[Stored data entries]
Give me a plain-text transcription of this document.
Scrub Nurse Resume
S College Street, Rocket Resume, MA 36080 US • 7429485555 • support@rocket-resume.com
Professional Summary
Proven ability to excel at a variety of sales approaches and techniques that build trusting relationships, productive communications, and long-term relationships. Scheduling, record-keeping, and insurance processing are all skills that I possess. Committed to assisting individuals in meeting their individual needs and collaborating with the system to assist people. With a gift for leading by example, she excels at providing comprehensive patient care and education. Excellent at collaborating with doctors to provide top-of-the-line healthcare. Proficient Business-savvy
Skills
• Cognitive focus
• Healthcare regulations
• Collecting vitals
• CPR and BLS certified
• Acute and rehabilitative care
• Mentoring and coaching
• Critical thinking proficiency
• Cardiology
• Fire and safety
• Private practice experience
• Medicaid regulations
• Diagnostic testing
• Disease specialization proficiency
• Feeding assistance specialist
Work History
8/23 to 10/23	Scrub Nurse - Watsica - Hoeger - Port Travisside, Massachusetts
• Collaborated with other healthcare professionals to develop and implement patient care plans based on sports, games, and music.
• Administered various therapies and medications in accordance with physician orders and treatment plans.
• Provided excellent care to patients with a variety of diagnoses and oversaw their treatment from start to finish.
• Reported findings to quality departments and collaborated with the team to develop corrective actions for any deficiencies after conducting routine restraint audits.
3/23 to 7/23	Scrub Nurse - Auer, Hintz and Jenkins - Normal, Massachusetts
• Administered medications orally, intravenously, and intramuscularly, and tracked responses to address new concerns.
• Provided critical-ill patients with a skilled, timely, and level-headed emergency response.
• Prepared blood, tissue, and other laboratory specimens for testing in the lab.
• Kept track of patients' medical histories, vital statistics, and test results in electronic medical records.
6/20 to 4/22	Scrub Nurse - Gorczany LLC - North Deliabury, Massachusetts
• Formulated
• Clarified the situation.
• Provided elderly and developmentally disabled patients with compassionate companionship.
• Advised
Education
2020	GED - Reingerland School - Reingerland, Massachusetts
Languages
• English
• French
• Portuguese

WHAT THIS TASK INVOLVES: Each line of the data is to be retyped exactly.

TASK ANSWER:
Give me a plain-text transcription of this document.
Scrub Nurse Resume
S College Street, Rocket Resume, MA 36080 US • 7429485555 • support@rocket-resume.com
Professional Summary
Proven ability to excel at a variety of sales approaches and techniques that build trusting relationships, productive communications, and long-term relationships. Scheduling, record-keeping, and insurance processing are all skills that I possess. Committed to assisting individuals in meeting their individual needs and collaborating with the system to assist people. With a gift for leading by example, she excels at providing comprehensive patient care and education. Excellent at collaborating with doctors to provide top-of-the-line healthcare. Proficient Business-savvy
Skills
• Cognitive focus
• Healthcare regulations
• Collecting vitals
• CPR and BLS certified
• Acute and rehabilitative care
• Mentoring and coaching
• Critical thinking proficiency
• Cardiology
• Fire and safety
• Private practice experience
• Medicaid regulations
• Diagnostic testing
• Disease specialization proficiency
• Feeding assistance specialist
Work History
8/23 to 10/23	Scrub Nurse - Watsica - Hoeger - Port Travisside, Massachusetts
• Collaborated with other healthcare professionals to develop and implement patient care plans based on sports, games, and music.
• Administered various therapies and medications in accordance with physician orders and treatment plans.
• Provided excellent care to patients with a variety of diagnoses and oversaw their treatment from start to finish.
• Reported findings to quality departments and collaborated with the team to develop corrective actions for any deficiencies after conducting routine restraint audits.
3/23 to 7/23	Scrub Nurse - Auer, Hintz and Jenkins - Normal, Massachusetts
• Administered medications orally, intravenously, and intramuscularly, and tracked responses to address new concerns.
• Provided critical-ill patients with a skilled, timely, and level-headed emergency response.
• Prepared blood, tissue, and other laboratory specimens for testing in the lab.
• Kept track of patients' medical histories, vital statistics, and test results in electronic medical records.
6/20 to 4/22	Scrub Nurse - Gorczany LLC - North Deliabury, Massachusetts
• Formulated
• Clarified the situation.
• Provided elderly and developmentally disabled patients with compassionate companionship.
• Advised
Education
2020	GED - Reingerland School - Reingerland, Massachusetts
Languages
• English
• French
• Portuguese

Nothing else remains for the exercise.